(Collected data)
○ ○ ○ ○ ○ ○ ○

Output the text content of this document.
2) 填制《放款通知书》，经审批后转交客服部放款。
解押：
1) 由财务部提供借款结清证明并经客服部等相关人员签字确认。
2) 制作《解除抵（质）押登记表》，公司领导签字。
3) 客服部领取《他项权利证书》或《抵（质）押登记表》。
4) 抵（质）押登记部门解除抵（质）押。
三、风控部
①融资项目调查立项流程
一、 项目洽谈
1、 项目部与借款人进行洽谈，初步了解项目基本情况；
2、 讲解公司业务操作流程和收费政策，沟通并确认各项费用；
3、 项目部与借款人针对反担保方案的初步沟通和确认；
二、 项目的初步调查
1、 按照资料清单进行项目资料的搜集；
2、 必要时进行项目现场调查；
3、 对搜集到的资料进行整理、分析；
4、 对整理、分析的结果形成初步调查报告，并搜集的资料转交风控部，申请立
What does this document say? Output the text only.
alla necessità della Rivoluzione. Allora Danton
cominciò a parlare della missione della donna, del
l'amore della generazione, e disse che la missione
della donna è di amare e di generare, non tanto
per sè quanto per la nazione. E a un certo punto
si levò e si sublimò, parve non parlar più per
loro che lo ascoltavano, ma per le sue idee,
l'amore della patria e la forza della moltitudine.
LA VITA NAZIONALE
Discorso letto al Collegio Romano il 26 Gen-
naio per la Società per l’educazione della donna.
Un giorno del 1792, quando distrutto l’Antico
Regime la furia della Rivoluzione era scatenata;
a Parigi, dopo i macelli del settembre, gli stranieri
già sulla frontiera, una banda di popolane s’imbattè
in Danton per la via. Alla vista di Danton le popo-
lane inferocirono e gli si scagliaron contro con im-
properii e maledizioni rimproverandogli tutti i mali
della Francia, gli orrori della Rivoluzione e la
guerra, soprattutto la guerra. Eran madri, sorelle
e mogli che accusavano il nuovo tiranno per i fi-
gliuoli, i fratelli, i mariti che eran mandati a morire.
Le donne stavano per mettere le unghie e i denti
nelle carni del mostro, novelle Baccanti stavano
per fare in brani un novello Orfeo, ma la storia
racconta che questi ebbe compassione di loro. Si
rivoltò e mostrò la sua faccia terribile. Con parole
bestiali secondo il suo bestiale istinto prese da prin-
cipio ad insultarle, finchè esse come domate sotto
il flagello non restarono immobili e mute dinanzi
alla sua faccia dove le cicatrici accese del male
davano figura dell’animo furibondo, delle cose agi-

○ ○ ○ ○ ○ ○ ○

**EXERCISE:**
Set all of the records down again, exactly as they stand.

**SOLUTION TO THE EXERCISE:**
Output the text content of this document.
2) 填制《放款通知书》，经审批后转交客服部放款。
解押：
1) 由财务部提供借款结清证明并经客服部等相关人员签字确认。
2) 制作《解除抵（质）押登记表》，公司领导签字。
3) 客服部领取《他项权利证书》或《抵（质）押登记表》。
4) 抵（质）押登记部门解除抵（质）押。
三、风控部
①融资项目调查立项流程
一、 项目洽谈
1、 项目部与借款人进行洽谈，初步了解项目基本情况；
2、 讲解公司业务操作流程和收费政策，沟通并确认各项费用；
3、 项目部与借款人针对反担保方案的初步沟通和确认；
二、 项目的初步调查
1、 按照资料清单进行项目资料的搜集；
2、 必要时进行项目现场调查；
3、 对搜集到的资料进行整理、分析；
4、 对整理、分析的结果形成初步调查报告，并搜集的资料转交风控部，申请立
What does this document say? Output the text only.
alla necessità della Rivoluzione. Allora Danton
cominciò a parlare della missione della donna, del
l'amore della generazione, e disse che la missione
della donna è di amare e di generare, non tanto
per sè quanto per la nazione. E a un certo punto
si levò e si sublimò, parve non parlar più per
loro che lo ascoltavano, ma per le sue idee,
l'amore della patria e la forza della moltitudine.
LA VITA NAZIONALE
Discorso letto al Collegio Romano il 26 Gen-
naio per la Società per l’educazione della donna.
Un giorno del 1792, quando distrutto l’Antico
Regime la furia della Rivoluzione era scatenata;
a Parigi, dopo i macelli del settembre, gli stranieri
già sulla frontiera, una banda di popolane s’imbattè
in Danton per la via. Alla vista di Danton le popo-
lane inferocirono e gli si scagliaron contro con im-
properii e maledizioni rimproverandogli tutti i mali
della Francia, gli orrori della Rivoluzione e la
guerra, soprattutto la guerra. Eran madri, sorelle
e mogli che accusavano il nuovo tiranno per i fi-
gliuoli, i fratelli, i mariti che eran mandati a morire.
Le donne stavano per mettere le unghie e i denti
nelle carni del mostro, novelle Baccanti stavano
per fare in brani un novello Orfeo, ma la storia
racconta che questi ebbe compassione di loro. Si
rivoltò e mostrò la sua faccia terribile. Con parole
bestiali secondo il suo bestiale istinto prese da prin-
cipio ad insultarle, finchè esse come domate sotto
il flagello non restarono immobili e mute dinanzi
alla sua faccia dove le cicatrici accese del male
davano figura dell’animo furibondo, delle cose agi-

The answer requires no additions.